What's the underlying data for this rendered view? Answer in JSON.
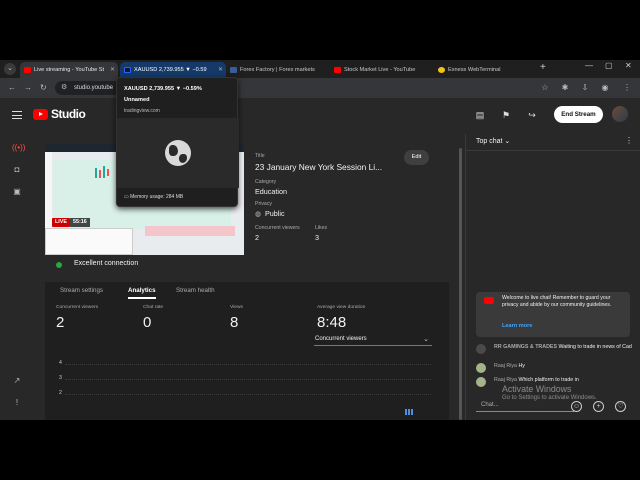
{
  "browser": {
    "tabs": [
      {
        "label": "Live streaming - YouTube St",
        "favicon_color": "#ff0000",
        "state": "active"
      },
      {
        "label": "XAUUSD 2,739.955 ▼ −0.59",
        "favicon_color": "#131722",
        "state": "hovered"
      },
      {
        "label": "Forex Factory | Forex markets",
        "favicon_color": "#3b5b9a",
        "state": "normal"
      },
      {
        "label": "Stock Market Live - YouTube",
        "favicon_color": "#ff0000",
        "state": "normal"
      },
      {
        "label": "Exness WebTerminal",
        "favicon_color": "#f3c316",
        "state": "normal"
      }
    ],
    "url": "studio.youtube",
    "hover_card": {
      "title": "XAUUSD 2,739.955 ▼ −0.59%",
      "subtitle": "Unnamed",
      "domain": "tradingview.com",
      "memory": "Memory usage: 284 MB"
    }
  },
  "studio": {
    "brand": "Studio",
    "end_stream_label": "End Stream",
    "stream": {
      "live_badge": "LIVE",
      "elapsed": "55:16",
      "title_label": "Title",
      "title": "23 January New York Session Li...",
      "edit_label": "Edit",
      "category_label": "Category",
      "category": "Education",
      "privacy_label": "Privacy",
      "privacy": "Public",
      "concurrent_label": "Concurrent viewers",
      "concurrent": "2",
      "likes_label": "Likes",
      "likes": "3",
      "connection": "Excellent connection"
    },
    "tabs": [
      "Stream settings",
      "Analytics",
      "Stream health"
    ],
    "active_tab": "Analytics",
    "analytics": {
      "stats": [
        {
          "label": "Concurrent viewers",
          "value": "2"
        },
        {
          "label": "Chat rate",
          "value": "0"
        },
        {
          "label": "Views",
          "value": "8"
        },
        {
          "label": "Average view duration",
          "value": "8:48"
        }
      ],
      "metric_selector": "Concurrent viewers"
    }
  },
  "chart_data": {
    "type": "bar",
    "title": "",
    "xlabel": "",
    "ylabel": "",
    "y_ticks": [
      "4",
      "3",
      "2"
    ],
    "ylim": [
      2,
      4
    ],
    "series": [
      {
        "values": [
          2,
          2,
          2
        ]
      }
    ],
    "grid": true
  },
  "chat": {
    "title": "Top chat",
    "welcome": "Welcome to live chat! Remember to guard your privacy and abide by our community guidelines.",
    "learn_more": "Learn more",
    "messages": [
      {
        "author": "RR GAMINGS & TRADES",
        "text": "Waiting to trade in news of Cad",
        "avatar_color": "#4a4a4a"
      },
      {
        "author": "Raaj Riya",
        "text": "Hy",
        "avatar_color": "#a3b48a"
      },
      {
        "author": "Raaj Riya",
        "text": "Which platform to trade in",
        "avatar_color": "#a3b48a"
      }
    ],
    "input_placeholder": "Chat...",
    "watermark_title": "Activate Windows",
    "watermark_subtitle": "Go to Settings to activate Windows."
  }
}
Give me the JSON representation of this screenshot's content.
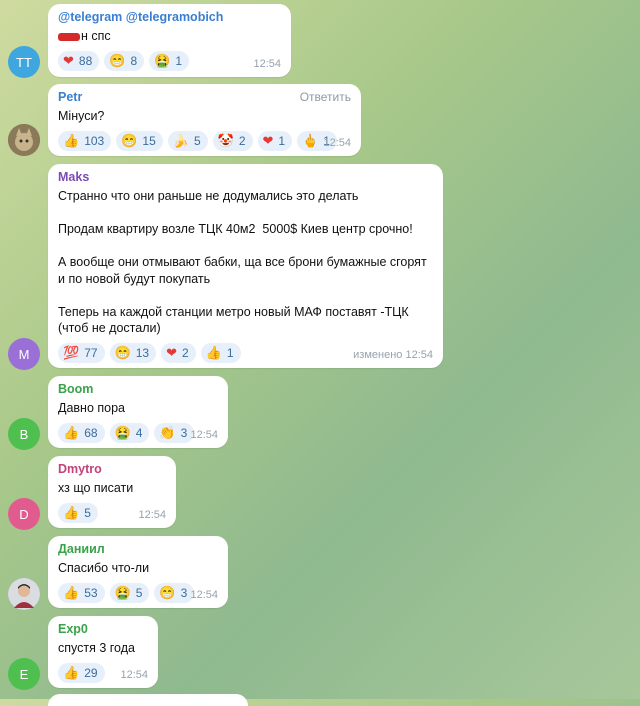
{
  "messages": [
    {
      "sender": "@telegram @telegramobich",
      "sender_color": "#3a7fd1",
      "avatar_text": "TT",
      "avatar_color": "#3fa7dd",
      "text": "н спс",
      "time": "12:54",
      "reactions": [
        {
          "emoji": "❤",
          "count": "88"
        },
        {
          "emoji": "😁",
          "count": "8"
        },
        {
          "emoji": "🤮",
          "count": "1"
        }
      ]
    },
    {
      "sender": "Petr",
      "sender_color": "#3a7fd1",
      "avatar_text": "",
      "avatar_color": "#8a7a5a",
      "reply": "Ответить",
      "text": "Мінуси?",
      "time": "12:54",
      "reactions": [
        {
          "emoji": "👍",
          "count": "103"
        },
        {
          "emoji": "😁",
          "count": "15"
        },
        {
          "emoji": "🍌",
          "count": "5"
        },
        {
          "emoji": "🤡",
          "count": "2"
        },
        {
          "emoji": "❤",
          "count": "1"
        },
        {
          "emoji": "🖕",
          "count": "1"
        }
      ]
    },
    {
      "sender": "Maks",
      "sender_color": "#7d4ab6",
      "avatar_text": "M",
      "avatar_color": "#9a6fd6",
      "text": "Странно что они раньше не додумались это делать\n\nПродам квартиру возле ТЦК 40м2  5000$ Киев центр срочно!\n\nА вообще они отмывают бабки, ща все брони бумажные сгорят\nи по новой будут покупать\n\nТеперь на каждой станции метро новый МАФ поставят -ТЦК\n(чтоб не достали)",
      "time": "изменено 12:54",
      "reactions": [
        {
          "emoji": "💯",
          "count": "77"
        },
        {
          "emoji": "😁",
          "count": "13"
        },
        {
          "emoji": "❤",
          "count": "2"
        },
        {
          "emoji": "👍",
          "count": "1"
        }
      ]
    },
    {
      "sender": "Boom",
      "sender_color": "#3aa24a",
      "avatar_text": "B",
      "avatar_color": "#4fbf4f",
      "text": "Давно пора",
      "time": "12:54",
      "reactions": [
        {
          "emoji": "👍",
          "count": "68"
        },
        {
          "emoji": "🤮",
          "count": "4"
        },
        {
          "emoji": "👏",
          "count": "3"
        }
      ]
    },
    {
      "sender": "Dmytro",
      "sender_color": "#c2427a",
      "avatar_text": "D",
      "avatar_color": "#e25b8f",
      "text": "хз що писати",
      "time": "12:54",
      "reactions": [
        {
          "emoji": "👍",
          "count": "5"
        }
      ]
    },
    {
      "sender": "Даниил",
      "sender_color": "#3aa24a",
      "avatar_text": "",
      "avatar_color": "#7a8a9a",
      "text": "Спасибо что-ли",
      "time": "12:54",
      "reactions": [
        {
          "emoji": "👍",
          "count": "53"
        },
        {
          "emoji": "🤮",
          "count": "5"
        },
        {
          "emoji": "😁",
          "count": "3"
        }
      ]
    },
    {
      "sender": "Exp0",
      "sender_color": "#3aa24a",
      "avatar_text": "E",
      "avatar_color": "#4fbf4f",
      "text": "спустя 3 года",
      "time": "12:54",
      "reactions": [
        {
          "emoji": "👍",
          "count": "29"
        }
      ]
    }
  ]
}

^^^^^^^^^^^^^^^^

All of the data above should be transcribed verbatim, with pictures omitted.

What's the underlying data for this rendered view? Answer in JSON.
{
  "browser": {
    "tabs": [
      {
        "label": "Live streaming - YouTube St",
        "favicon_color": "#ff0000",
        "state": "active"
      },
      {
        "label": "XAUUSD 2,739.955 ▼ −0.59",
        "favicon_color": "#131722",
        "state": "hovered"
      },
      {
        "label": "Forex Factory | Forex markets",
        "favicon_color": "#3b5b9a",
        "state": "normal"
      },
      {
        "label": "Stock Market Live - YouTube",
        "favicon_color": "#ff0000",
        "state": "normal"
      },
      {
        "label": "Exness WebTerminal",
        "favicon_color": "#f3c316",
        "state": "normal"
      }
    ],
    "url": "studio.youtube",
    "hover_card": {
      "title": "XAUUSD 2,739.955 ▼ −0.59%",
      "subtitle": "Unnamed",
      "domain": "tradingview.com",
      "memory": "Memory usage: 284 MB"
    }
  },
  "studio": {
    "brand": "Studio",
    "end_stream_label": "End Stream",
    "stream": {
      "live_badge": "LIVE",
      "elapsed": "55:16",
      "title_label": "Title",
      "title": "23 January New York Session Li...",
      "edit_label": "Edit",
      "category_label": "Category",
      "category": "Education",
      "privacy_label": "Privacy",
      "privacy": "Public",
      "concurrent_label": "Concurrent viewers",
      "concurrent": "2",
      "likes_label": "Likes",
      "likes": "3",
      "connection": "Excellent connection"
    },
    "tabs": [
      "Stream settings",
      "Analytics",
      "Stream health"
    ],
    "active_tab": "Analytics",
    "analytics": {
      "stats": [
        {
          "label": "Concurrent viewers",
          "value": "2"
        },
        {
          "label": "Chat rate",
          "value": "0"
        },
        {
          "label": "Views",
          "value": "8"
        },
        {
          "label": "Average view duration",
          "value": "8:48"
        }
      ],
      "metric_selector": "Concurrent viewers"
    }
  },
  "chart_data": {
    "type": "bar",
    "title": "",
    "xlabel": "",
    "ylabel": "",
    "y_ticks": [
      "4",
      "3",
      "2"
    ],
    "ylim": [
      2,
      4
    ],
    "series": [
      {
        "values": [
          2,
          2,
          2
        ]
      }
    ],
    "grid": true
  },
  "chat": {
    "title": "Top chat",
    "welcome": "Welcome to live chat! Remember to guard your privacy and abide by our community guidelines.",
    "learn_more": "Learn more",
    "messages": [
      {
        "author": "RR GAMINGS & TRADES",
        "text": "Waiting to trade in news of Cad",
        "avatar_color": "#4a4a4a"
      },
      {
        "author": "Raaj Riya",
        "text": "Hy",
        "avatar_color": "#a3b48a"
      },
      {
        "author": "Raaj Riya",
        "text": "Which platform to trade in",
        "avatar_color": "#a3b48a"
      }
    ],
    "input_placeholder": "Chat...",
    "watermark_title": "Activate Windows",
    "watermark_subtitle": "Go to Settings to activate Windows."
  }
}
Give me the JSON representation of this screenshot's content.
{
  "messages": [
    {
      "sender": "@telegram @telegramobich",
      "sender_color": "#3a7fd1",
      "avatar_text": "TT",
      "avatar_color": "#3fa7dd",
      "text": "н спс",
      "time": "12:54",
      "reactions": [
        {
          "emoji": "❤",
          "count": "88"
        },
        {
          "emoji": "😁",
          "count": "8"
        },
        {
          "emoji": "🤮",
          "count": "1"
        }
      ]
    },
    {
      "sender": "Petr",
      "sender_color": "#3a7fd1",
      "avatar_text": "",
      "avatar_color": "#8a7a5a",
      "reply": "Ответить",
      "text": "Мінуси?",
      "time": "12:54",
      "reactions": [
        {
          "emoji": "👍",
          "count": "103"
        },
        {
          "emoji": "😁",
          "count": "15"
        },
        {
          "emoji": "🍌",
          "count": "5"
        },
        {
          "emoji": "🤡",
          "count": "2"
        },
        {
          "emoji": "❤",
          "count": "1"
        },
        {
          "emoji": "🖕",
          "count": "1"
        }
      ]
    },
    {
      "sender": "Maks",
      "sender_color": "#7d4ab6",
      "avatar_text": "M",
      "avatar_color": "#9a6fd6",
      "text": "Странно что они раньше не додумались это делать\n\nПродам квартиру возле ТЦК 40м2  5000$ Киев центр срочно!\n\nА вообще они отмывают бабки, ща все брони бумажные сгорят\nи по новой будут покупать\n\nТеперь на каждой станции метро новый МАФ поставят -ТЦК\n(чтоб не достали)",
      "time": "изменено 12:54",
      "reactions": [
        {
          "emoji": "💯",
          "count": "77"
        },
        {
          "emoji": "😁",
          "count": "13"
        },
        {
          "emoji": "❤",
          "count": "2"
        },
        {
          "emoji": "👍",
          "count": "1"
        }
      ]
    },
    {
      "sender": "Boom",
      "sender_color": "#3aa24a",
      "avatar_text": "B",
      "avatar_color": "#4fbf4f",
      "text": "Давно пора",
      "time": "12:54",
      "reactions": [
        {
          "emoji": "👍",
          "count": "68"
        },
        {
          "emoji": "🤮",
          "count": "4"
        },
        {
          "emoji": "👏",
          "count": "3"
        }
      ]
    },
    {
      "sender": "Dmytro",
      "sender_color": "#c2427a",
      "avatar_text": "D",
      "avatar_color": "#e25b8f",
      "text": "хз що писати",
      "time": "12:54",
      "reactions": [
        {
          "emoji": "👍",
          "count": "5"
        }
      ]
    },
    {
      "sender": "Даниил",
      "sender_color": "#3aa24a",
      "avatar_text": "",
      "avatar_color": "#7a8a9a",
      "text": "Спасибо что-ли",
      "time": "12:54",
      "reactions": [
        {
          "emoji": "👍",
          "count": "53"
        },
        {
          "emoji": "🤮",
          "count": "5"
        },
        {
          "emoji": "😁",
          "count": "3"
        }
      ]
    },
    {
      "sender": "Exp0",
      "sender_color": "#3aa24a",
      "avatar_text": "E",
      "avatar_color": "#4fbf4f",
      "text": "спустя 3 года",
      "time": "12:54",
      "reactions": [
        {
          "emoji": "👍",
          "count": "29"
        }
      ]
    }
  ]
}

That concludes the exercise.